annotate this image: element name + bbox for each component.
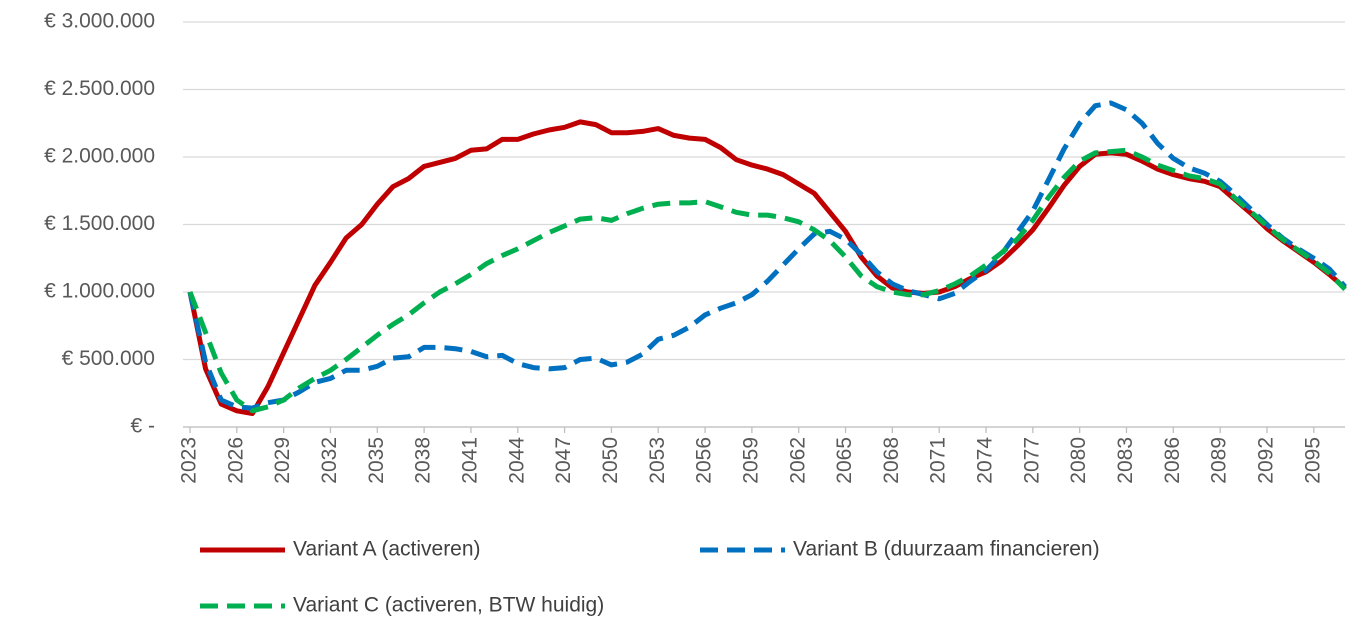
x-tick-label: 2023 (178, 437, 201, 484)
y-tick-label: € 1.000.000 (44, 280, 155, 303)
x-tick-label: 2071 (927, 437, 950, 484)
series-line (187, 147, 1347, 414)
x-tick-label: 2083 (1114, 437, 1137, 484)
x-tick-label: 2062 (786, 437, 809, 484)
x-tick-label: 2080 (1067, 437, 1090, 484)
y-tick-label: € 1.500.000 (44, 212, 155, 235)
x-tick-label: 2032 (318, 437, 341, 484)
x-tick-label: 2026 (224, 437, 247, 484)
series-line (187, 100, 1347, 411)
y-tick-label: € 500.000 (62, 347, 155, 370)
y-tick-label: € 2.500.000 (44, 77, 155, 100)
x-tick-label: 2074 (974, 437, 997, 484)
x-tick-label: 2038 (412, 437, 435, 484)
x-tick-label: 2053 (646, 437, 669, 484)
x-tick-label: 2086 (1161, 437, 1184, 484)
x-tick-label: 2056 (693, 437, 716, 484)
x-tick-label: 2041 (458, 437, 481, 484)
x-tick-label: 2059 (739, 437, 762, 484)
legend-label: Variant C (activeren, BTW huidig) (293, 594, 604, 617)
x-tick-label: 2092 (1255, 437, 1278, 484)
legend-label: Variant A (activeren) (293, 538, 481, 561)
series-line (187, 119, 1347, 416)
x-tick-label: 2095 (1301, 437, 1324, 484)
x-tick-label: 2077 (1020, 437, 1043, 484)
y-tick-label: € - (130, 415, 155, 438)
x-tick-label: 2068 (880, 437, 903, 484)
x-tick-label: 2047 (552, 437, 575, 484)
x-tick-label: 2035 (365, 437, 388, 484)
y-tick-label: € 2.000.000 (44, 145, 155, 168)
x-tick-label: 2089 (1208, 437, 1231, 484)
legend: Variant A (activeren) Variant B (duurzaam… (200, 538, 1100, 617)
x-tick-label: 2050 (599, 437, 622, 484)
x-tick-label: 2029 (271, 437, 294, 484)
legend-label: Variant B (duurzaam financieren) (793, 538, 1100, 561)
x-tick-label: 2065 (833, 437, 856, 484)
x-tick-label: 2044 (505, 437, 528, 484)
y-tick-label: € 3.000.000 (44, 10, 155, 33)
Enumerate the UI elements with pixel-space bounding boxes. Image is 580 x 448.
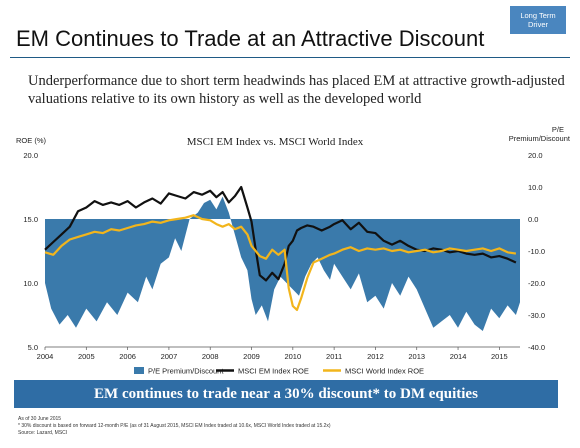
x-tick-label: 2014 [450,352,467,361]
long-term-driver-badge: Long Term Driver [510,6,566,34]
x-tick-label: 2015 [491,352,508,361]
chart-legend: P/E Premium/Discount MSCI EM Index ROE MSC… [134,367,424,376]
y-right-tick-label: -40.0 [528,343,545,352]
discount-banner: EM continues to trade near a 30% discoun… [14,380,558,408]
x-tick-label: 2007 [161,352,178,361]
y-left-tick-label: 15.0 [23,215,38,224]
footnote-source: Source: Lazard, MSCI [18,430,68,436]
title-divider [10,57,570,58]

== Your goal ==
Print all of the lines above exactly as they appear, but leave out the pictures.

== Correct result ==
annotate this image: element name + bbox for each component.
x-tick-label: 2023 (178, 437, 201, 484)
y-tick-label: € 1.000.000 (44, 280, 155, 303)
x-tick-label: 2071 (927, 437, 950, 484)
series-line (187, 147, 1347, 414)
x-tick-label: 2083 (1114, 437, 1137, 484)
x-tick-label: 2062 (786, 437, 809, 484)
x-tick-label: 2080 (1067, 437, 1090, 484)
y-tick-label: € 1.500.000 (44, 212, 155, 235)
x-tick-label: 2032 (318, 437, 341, 484)
x-tick-label: 2026 (224, 437, 247, 484)
series-line (187, 100, 1347, 411)
y-tick-label: € 500.000 (62, 347, 155, 370)
y-tick-label: € 2.500.000 (44, 77, 155, 100)
x-tick-label: 2074 (974, 437, 997, 484)
x-tick-label: 2038 (412, 437, 435, 484)
x-tick-label: 2053 (646, 437, 669, 484)
x-tick-label: 2086 (1161, 437, 1184, 484)
x-tick-label: 2056 (693, 437, 716, 484)
x-tick-label: 2041 (458, 437, 481, 484)
x-tick-label: 2059 (739, 437, 762, 484)
legend-label: Variant C (activeren, BTW huidig) (293, 594, 604, 617)
x-tick-label: 2092 (1255, 437, 1278, 484)
legend-label: Variant A (activeren) (293, 538, 481, 561)
series-line (187, 119, 1347, 416)
x-tick-label: 2095 (1301, 437, 1324, 484)
x-tick-label: 2077 (1020, 437, 1043, 484)
y-tick-label: € - (130, 415, 155, 438)
x-tick-label: 2068 (880, 437, 903, 484)
x-tick-label: 2047 (552, 437, 575, 484)
x-tick-label: 2035 (365, 437, 388, 484)
y-tick-label: € 2.000.000 (44, 145, 155, 168)
x-tick-label: 2089 (1208, 437, 1231, 484)
legend: Variant A (activeren) Variant B (duurzaam… (200, 538, 1100, 617)
x-tick-label: 2050 (599, 437, 622, 484)
x-tick-label: 2029 (271, 437, 294, 484)
legend-label: Variant B (duurzaam financieren) (793, 538, 1100, 561)
x-tick-label: 2065 (833, 437, 856, 484)
x-tick-label: 2044 (505, 437, 528, 484)
y-tick-label: € 3.000.000 (44, 10, 155, 33)
Enumerate the UI elements with pixel-space bounding boxes. Image is 580 x 448.
x-tick-label: 2014 [450,352,467,361]
long-term-driver-badge: Long Term Driver [510,6,566,34]
x-tick-label: 2015 [491,352,508,361]
chart-legend: P/E Premium/Discount MSCI EM Index ROE MSC… [134,367,424,376]
y-right-tick-label: -40.0 [528,343,545,352]
discount-banner: EM continues to trade near a 30% discoun… [14,380,558,408]
x-tick-label: 2007 [161,352,178,361]
y-left-tick-label: 15.0 [23,215,38,224]
footnote-source: Source: Lazard, MSCI [18,430,68,436]
title-divider [10,57,570,58]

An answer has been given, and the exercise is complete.